Please copy the records word for word, starting with the first line and going on through the line with "date-value <box>630 810 754 830</box>".
** start Information given **
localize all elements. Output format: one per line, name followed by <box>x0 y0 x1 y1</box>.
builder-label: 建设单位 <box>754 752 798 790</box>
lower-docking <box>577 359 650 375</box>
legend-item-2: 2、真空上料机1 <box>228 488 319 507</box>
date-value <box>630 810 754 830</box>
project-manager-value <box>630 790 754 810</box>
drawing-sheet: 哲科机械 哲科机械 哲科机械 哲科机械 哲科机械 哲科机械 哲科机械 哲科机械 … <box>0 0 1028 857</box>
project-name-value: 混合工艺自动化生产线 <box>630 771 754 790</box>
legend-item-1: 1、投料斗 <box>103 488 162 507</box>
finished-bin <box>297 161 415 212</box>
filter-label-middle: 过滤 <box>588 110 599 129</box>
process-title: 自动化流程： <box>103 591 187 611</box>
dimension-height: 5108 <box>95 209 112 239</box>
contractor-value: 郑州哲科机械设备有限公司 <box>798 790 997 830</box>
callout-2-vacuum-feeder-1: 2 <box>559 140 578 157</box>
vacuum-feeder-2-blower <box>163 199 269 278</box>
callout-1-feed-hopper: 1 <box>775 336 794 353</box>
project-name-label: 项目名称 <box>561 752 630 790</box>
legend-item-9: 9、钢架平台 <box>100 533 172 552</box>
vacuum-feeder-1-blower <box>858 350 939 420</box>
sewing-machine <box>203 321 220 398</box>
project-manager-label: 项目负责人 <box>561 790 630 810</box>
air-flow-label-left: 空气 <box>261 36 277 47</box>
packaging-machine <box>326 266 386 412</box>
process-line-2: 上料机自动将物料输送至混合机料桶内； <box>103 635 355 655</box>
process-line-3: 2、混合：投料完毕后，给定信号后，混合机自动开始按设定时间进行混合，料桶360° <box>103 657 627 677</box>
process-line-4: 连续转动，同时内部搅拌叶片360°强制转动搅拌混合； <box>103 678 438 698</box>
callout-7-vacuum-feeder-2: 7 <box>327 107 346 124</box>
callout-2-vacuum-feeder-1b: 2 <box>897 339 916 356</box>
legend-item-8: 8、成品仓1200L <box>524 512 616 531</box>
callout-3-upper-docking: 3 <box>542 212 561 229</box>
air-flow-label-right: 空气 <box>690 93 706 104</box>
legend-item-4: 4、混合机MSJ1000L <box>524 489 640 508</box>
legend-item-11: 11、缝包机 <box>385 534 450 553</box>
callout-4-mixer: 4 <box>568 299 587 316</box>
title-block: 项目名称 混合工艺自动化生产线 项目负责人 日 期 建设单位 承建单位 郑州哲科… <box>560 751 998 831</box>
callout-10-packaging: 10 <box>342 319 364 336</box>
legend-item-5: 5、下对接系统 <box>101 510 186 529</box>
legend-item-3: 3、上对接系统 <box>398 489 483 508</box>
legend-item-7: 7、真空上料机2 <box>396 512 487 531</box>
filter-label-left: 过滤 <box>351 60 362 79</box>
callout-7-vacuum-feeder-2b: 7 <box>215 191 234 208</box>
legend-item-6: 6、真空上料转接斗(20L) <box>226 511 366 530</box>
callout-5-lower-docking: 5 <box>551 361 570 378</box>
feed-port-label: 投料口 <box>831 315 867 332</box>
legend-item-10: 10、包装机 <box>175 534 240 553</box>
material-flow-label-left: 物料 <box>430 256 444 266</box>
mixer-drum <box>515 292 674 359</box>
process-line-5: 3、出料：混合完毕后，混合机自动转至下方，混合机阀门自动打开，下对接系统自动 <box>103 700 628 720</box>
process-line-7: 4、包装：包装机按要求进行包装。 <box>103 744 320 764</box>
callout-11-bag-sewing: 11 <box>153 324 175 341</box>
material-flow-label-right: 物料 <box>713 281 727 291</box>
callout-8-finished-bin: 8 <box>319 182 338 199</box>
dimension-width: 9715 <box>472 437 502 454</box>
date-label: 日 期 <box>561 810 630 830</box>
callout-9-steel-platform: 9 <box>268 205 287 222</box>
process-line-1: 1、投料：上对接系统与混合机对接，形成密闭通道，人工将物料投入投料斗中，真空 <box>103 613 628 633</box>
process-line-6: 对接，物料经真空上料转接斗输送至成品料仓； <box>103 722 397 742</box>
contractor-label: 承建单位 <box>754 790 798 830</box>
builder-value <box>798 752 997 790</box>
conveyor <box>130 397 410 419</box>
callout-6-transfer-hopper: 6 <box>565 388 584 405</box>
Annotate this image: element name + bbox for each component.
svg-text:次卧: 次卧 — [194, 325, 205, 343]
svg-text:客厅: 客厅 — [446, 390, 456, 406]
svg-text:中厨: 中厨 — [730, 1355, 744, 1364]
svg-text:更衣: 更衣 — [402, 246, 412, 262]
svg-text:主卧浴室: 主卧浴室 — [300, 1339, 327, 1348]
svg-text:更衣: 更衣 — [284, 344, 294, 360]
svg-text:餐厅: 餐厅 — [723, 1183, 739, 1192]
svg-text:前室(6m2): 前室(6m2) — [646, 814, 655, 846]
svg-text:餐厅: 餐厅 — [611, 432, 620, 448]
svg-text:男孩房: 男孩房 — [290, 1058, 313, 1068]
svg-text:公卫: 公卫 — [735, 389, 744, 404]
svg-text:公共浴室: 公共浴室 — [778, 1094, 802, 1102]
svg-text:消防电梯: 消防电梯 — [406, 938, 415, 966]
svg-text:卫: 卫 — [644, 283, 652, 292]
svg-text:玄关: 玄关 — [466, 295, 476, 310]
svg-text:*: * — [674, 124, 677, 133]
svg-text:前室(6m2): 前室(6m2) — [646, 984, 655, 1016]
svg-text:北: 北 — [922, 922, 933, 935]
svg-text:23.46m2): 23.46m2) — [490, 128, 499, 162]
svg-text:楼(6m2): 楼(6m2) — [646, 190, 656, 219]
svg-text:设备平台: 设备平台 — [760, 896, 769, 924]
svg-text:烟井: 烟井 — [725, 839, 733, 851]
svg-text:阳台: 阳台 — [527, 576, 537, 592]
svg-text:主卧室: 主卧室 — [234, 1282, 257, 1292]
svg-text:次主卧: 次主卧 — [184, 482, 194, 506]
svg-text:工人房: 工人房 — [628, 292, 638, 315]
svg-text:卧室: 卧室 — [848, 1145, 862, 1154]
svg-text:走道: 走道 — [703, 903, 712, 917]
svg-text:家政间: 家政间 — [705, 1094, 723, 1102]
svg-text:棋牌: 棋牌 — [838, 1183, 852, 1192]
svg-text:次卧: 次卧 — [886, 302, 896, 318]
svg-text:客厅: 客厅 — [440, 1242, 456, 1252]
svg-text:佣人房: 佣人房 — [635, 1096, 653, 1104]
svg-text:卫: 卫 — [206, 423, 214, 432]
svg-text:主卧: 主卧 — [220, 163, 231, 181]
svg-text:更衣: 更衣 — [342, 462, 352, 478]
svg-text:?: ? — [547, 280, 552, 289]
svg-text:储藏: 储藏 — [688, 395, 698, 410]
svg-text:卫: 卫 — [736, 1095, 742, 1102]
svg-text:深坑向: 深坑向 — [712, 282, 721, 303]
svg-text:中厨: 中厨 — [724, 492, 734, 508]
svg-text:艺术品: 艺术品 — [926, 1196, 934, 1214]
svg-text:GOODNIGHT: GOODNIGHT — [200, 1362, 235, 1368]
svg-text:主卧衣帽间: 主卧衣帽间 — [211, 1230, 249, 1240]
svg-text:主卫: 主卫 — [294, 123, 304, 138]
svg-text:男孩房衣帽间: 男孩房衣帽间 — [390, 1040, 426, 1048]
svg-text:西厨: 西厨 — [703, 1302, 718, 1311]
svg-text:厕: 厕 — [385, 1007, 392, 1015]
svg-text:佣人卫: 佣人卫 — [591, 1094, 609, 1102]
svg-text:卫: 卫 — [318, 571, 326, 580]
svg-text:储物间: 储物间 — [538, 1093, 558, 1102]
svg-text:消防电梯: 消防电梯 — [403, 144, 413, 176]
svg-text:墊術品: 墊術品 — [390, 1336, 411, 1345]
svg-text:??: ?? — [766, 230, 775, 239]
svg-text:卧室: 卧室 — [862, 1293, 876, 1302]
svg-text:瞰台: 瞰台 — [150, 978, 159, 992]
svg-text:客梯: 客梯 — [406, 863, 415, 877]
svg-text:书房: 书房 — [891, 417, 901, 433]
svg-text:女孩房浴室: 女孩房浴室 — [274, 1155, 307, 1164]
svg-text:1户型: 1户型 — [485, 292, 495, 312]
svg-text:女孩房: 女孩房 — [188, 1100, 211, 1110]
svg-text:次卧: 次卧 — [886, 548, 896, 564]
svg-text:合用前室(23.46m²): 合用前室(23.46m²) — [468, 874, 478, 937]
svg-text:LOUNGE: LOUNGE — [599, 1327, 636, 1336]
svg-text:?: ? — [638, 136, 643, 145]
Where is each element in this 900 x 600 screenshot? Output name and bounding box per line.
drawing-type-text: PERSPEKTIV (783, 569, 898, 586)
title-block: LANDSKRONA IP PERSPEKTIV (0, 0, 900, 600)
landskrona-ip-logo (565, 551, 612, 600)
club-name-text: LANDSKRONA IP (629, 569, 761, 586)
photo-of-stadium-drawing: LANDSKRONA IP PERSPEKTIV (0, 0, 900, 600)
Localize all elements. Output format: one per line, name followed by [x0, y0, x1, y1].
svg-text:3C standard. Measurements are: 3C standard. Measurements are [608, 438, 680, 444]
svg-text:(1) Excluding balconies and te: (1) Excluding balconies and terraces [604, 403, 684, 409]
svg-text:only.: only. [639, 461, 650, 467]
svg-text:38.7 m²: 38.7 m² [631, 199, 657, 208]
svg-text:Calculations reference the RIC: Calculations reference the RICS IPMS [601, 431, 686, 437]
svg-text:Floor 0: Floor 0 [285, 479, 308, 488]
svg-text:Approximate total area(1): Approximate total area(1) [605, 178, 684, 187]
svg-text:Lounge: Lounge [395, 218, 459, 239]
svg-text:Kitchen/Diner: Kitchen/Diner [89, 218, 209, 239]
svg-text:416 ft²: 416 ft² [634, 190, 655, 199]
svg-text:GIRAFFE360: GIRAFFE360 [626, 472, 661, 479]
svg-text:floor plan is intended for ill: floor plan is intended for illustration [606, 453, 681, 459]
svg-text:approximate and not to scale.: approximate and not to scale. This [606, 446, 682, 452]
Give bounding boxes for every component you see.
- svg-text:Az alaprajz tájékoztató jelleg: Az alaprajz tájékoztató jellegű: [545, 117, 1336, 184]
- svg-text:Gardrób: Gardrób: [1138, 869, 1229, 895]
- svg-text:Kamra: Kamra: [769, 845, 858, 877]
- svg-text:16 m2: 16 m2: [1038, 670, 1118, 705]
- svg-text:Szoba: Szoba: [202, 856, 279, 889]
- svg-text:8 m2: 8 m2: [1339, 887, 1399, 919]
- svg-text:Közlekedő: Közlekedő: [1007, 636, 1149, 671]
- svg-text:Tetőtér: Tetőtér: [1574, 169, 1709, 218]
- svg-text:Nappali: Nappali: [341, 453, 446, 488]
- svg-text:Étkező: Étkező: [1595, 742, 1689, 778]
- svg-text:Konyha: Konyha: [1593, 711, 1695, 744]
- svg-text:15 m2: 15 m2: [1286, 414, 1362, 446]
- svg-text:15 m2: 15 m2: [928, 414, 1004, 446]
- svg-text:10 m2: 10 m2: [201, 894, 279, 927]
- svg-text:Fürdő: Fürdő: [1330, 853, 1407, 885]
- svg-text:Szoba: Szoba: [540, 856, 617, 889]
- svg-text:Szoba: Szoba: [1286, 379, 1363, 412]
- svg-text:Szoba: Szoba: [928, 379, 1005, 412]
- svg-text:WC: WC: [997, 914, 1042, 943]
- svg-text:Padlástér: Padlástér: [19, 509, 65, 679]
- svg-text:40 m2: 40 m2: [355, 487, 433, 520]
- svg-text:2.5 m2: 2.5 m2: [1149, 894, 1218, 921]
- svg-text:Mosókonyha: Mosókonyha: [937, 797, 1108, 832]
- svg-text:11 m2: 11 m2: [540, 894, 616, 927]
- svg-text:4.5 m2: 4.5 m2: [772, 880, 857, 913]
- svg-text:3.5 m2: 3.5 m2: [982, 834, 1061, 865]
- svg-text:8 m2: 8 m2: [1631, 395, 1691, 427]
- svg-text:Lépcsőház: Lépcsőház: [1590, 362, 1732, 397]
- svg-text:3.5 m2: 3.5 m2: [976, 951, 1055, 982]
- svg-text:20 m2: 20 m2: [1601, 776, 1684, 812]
** end Information given **
* [Complete response]:
localize all elements. Output format: one per line, name followed by <box>x0 y0 x1 y1</box>.
builder-label: 建设单位 <box>754 752 798 790</box>
lower-docking <box>577 359 650 375</box>
legend-item-2: 2、真空上料机1 <box>228 488 319 507</box>
date-value <box>630 810 754 830</box>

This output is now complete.